Page excerpt:
————
The nasal cavity 702 can be divided into a vestibular portion 714 which is separated from the remaining nasal cavity 716 (non-vestibular portion) at the limen 718 (Lang, J., Clinical Anatomy of the Nose, Nasal Cavity and Paranasal Sinuses, pp. 31-55, 1989). The limen 718 marks the beginning of the respiratory epithelium, the vestibular portion being composed of squamous epithelium similar to the skin. The limen 718 separates the vestibular portion 714 from the non-vestibular portion of the nasal cavity.

The optical therapy device 700 is inserted into the nasal cavity 702 such that the expander 710 resides at least within the vestibular portion 714. When the expander 710 is inflated, or if not inflatable, when otherwise positioned and inserted into the nasal cavity 702, the expander 710 can wedge open the vestibular portion 714 of the nasal cavity 702, which does not have respiratory mucosa. In some embodiments, the expander 710 does not expand and is positioned within the nasal cavity 702 such that the therapeutic light reaches one portion the nasal cavity but shields another portion from the therapeutic light. For example, in one embodiment, light reaches the turbinates 719 but not the vestibular surface where there is no respiratory epithelium and which will have a very different response to the therapeutic light. The expander 710 can be filled or inflated prior to placement in the nose or after insertion into the nasal cavity 702.

The expander 710 of the optical therapy device 700 can hold the optical therapy device 700 in place while phototherapy is delivered to the nasal cavity 702 from the optical therapy device 700. Since the expander 710 is usually produced from a flexible or compliant material, such as a balloon, the optical therapy device 700 is able to pivot and change its orientation in the nasal cavity 702. In addition, the expander 710 allows the optical therapy device 700 distal end 708 to be manipulated within the nasal cavity 702 without mechanically irritating the sensitive soft tissue located at the region of the vestibule.

Further to the device depicted in FIG. 16A where the therapeutic light travels through the expander 710, the expander 710 can include an opaque portion 720 and a transparent portion 722. The opaque portion 720 blocks light emitted from the distal end 708 of the optical therapy device 700 and prevents light from being absorbed by a predetermined portion of the nasal cavity 702. For example, in the illustrated embodiment, a proximal portion of the expander 710 is the opaque portion 720, which blocks light from being absorbed by the vestibular portion 714 of the nasal cavity 702. A distal portion of the expander 710 is the transparent portion 722, which allows light to be transmitted from the distal end 708 of the optical therapy device 700, through the wall of the expander 710, and to the tissue of the nasal cavity 702.
————
Data for analysis:
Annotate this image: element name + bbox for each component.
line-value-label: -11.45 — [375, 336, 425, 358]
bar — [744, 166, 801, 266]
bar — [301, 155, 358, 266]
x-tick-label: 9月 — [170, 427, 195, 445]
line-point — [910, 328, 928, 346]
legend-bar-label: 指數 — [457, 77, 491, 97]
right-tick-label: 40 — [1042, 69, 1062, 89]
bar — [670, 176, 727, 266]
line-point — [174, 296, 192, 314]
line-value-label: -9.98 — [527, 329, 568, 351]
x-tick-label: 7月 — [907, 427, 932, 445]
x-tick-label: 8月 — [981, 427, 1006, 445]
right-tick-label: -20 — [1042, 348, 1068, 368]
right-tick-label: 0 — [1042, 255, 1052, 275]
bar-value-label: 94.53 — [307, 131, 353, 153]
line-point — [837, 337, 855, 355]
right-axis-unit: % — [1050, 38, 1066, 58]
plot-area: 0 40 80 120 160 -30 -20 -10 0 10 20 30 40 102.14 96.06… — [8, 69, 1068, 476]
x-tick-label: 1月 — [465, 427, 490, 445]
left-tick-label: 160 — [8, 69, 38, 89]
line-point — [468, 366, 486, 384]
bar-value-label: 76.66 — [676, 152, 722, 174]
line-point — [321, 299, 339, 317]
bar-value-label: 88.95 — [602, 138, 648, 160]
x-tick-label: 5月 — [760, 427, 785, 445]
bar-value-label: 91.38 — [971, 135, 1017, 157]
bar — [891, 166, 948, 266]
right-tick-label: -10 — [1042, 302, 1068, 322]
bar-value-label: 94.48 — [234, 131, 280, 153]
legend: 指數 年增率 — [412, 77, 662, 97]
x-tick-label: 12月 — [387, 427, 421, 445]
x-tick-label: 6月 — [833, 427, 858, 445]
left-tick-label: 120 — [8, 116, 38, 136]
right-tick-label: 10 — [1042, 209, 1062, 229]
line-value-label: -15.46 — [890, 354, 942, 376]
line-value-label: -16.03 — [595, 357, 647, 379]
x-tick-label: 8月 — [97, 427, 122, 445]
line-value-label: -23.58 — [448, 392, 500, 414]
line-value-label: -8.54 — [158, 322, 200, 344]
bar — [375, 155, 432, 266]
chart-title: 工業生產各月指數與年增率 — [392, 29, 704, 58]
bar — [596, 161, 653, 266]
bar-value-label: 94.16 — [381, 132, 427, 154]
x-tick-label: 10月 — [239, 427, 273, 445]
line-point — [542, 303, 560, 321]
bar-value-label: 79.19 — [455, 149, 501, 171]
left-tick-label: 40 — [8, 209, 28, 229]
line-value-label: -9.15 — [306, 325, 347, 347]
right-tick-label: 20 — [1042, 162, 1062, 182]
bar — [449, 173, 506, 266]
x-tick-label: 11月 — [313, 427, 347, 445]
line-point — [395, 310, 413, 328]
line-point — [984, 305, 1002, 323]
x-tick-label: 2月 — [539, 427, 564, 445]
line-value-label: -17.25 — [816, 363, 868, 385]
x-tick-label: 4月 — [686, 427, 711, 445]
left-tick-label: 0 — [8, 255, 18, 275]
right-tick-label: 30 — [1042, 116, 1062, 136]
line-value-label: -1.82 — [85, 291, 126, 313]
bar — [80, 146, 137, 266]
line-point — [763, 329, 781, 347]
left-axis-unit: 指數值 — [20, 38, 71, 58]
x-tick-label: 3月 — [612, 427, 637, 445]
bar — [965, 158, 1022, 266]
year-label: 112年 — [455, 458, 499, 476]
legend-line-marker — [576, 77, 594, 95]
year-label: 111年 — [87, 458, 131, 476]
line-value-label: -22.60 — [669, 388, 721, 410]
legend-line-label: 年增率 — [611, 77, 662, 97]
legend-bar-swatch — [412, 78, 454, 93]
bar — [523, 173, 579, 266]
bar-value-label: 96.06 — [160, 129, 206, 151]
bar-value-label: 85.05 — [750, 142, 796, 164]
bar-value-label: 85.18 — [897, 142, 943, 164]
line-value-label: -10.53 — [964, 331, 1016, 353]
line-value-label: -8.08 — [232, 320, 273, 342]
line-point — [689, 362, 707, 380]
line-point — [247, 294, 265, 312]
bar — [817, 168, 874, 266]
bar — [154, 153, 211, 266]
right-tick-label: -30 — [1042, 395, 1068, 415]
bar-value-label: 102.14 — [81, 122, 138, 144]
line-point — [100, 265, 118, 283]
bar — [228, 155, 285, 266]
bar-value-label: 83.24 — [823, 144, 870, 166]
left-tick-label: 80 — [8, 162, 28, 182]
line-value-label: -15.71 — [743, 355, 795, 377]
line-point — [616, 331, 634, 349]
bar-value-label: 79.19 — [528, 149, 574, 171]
————
Problems and tasks:
**1)** In the optical therapy device excerpt, retype the stretch from "Further to the" through "tissue of the nasal cavity 702.".
**2)** According to the optical therapy device excerpt, what kind of epithelium makes up the vestibular portion of the nasal cavity?

Answers below:
**1)**
Further to the device depicted in FIG. 16A where the therapeutic light travels through the expander 710, the expander 710 can include an opaque portion 720 and a transparent portion 722. The opaque portion 720 blocks light emitted from the distal end 708 of the optical therapy device 700 and prevents light from being absorbed by a predetermined portion of the nasal cavity 702. For example, in the illustrated embodiment, a proximal portion of the expander 710 is the opaque portion 720, which blocks light from being absorbed by the vestibular portion 714 of the nasal cavity 702. A distal portion of the expander 710 is the transparent portion 722, which allows light to be transmitted from the distal end 708 of the optical therapy device 700, through the wall of the expander 710, and to the tissue of the nasal cavity 702.

**2)** Squamous epithelium similar to the skin.